> [Extracted data]:
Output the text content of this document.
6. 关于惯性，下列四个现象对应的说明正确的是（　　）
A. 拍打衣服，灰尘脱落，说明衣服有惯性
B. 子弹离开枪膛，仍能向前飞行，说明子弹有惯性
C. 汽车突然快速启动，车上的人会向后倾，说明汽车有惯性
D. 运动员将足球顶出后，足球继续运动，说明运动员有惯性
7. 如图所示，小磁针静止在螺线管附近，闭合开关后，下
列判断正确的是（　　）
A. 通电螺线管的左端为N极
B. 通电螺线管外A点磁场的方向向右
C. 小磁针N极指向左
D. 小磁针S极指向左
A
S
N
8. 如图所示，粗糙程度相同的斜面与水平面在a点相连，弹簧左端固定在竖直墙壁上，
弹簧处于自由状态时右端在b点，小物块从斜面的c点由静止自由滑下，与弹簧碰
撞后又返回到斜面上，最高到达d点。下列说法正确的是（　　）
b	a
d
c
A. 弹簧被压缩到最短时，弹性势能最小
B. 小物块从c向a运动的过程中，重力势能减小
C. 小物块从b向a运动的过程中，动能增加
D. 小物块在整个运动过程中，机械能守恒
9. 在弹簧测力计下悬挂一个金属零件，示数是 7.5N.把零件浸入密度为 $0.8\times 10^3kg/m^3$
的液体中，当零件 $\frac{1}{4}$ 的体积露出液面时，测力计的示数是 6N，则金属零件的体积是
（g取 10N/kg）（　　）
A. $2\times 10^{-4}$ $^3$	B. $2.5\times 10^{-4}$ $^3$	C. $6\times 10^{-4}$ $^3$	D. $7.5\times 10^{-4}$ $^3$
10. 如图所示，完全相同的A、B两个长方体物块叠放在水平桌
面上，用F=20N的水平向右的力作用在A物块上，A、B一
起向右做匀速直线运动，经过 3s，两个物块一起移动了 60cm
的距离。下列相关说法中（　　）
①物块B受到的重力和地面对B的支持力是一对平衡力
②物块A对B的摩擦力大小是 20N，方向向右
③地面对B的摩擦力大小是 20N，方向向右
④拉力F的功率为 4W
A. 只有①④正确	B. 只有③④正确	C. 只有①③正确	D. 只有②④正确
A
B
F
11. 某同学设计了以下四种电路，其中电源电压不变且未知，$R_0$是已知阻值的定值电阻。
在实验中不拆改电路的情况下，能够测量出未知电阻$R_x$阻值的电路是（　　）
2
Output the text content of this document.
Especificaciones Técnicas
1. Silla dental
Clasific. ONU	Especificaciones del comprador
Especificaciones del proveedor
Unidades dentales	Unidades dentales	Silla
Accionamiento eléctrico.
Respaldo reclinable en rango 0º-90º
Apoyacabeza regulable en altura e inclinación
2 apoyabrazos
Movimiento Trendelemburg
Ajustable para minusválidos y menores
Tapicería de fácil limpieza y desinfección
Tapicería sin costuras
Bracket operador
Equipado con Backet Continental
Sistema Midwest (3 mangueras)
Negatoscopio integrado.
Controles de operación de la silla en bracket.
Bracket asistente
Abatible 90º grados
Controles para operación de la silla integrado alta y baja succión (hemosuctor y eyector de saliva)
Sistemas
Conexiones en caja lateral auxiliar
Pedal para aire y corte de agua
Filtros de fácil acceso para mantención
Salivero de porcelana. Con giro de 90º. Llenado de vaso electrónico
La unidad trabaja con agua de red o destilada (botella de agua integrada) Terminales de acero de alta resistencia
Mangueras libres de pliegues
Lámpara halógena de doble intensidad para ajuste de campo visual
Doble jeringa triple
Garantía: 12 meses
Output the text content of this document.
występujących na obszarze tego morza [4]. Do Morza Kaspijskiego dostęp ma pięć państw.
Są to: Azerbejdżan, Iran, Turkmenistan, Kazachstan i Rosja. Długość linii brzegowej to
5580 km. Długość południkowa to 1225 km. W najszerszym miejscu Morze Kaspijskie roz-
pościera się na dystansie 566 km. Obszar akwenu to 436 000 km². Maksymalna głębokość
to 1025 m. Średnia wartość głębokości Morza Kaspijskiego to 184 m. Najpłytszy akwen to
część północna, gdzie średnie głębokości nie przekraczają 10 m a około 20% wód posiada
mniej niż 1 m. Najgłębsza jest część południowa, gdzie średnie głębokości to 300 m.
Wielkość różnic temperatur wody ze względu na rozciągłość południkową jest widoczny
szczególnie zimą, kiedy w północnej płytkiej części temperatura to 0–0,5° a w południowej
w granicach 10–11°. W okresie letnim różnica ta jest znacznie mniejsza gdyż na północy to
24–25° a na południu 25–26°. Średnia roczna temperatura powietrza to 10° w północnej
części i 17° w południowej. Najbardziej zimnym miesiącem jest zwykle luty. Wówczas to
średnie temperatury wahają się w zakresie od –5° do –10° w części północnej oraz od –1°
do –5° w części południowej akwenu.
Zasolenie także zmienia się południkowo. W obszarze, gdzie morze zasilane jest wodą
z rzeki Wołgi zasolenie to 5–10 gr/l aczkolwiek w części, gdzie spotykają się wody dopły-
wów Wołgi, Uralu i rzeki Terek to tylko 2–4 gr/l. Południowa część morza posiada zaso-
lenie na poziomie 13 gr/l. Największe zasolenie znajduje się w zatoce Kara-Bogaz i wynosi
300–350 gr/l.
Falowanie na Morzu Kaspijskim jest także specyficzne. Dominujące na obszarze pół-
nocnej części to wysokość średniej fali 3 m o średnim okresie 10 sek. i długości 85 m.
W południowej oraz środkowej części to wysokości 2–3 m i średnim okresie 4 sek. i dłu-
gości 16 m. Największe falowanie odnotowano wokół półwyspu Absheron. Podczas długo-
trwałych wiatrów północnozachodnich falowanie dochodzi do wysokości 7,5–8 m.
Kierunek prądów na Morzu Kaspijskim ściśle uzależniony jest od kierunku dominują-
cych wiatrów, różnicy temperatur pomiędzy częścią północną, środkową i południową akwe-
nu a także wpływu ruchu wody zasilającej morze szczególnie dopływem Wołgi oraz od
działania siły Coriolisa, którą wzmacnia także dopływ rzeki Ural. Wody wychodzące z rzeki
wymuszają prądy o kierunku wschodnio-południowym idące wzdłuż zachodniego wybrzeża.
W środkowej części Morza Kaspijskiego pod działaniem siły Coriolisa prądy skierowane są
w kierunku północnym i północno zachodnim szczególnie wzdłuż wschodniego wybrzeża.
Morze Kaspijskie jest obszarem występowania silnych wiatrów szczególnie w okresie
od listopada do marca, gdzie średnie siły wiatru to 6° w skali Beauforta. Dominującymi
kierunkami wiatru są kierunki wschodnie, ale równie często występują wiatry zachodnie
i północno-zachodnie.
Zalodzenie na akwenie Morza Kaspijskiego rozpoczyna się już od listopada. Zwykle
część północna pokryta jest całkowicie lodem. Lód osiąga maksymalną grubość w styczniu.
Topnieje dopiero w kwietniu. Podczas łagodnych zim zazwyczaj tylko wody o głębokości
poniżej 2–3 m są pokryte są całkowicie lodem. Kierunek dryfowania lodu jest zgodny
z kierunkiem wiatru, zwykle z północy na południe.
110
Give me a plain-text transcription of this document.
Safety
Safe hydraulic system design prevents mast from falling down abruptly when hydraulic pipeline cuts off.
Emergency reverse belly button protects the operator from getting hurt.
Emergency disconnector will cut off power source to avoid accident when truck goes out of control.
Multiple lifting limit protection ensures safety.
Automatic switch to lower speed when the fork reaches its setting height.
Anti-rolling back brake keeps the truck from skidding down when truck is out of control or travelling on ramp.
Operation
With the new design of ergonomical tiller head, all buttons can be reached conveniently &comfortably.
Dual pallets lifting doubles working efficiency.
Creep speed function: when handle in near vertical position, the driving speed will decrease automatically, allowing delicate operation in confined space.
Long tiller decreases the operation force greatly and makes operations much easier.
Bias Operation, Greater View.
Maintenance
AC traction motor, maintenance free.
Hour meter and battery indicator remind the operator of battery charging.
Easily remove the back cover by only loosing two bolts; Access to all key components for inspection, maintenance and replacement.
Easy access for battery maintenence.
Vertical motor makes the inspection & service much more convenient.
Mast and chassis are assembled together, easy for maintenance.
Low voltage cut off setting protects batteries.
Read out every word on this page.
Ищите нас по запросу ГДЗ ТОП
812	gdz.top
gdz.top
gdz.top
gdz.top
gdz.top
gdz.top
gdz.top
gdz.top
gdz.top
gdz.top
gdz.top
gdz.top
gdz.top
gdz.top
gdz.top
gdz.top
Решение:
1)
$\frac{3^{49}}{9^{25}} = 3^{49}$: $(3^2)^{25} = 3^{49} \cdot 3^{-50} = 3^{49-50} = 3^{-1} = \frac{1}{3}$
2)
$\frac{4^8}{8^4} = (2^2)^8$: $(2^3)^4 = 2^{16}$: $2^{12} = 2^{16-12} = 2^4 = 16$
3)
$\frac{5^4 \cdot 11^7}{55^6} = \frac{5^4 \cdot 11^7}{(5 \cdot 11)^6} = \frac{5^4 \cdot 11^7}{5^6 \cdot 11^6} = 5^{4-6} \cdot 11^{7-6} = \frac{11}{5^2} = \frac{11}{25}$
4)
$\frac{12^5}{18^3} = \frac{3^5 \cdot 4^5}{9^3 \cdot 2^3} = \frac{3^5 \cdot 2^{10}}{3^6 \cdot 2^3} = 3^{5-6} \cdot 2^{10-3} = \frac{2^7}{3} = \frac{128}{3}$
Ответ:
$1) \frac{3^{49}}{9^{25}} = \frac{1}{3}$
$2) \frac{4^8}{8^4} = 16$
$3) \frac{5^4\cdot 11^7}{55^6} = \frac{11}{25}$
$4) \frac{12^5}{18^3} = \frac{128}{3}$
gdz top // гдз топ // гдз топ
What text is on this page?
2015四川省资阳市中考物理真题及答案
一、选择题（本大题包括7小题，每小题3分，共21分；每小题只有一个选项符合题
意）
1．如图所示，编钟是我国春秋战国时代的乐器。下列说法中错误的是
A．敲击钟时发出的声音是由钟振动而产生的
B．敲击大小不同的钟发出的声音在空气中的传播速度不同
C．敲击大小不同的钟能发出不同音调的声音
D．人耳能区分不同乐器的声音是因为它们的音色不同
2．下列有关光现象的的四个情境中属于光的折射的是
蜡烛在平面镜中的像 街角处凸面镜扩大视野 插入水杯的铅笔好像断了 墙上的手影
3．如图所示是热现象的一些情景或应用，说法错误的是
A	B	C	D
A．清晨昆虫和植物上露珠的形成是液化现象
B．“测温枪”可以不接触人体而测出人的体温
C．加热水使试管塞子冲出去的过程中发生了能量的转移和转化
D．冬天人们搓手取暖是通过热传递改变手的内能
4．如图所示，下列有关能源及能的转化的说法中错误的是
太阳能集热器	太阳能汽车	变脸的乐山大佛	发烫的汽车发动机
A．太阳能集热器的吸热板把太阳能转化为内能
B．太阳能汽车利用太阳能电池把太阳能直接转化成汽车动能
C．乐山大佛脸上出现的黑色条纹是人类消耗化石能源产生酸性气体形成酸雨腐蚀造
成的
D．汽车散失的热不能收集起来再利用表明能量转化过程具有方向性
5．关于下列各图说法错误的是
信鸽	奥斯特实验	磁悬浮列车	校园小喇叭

> [Problem to solve]: Each line that has the word "środkowej" counts once. How many such lines are in the data? Give the number alone.

> [Correct result]: 2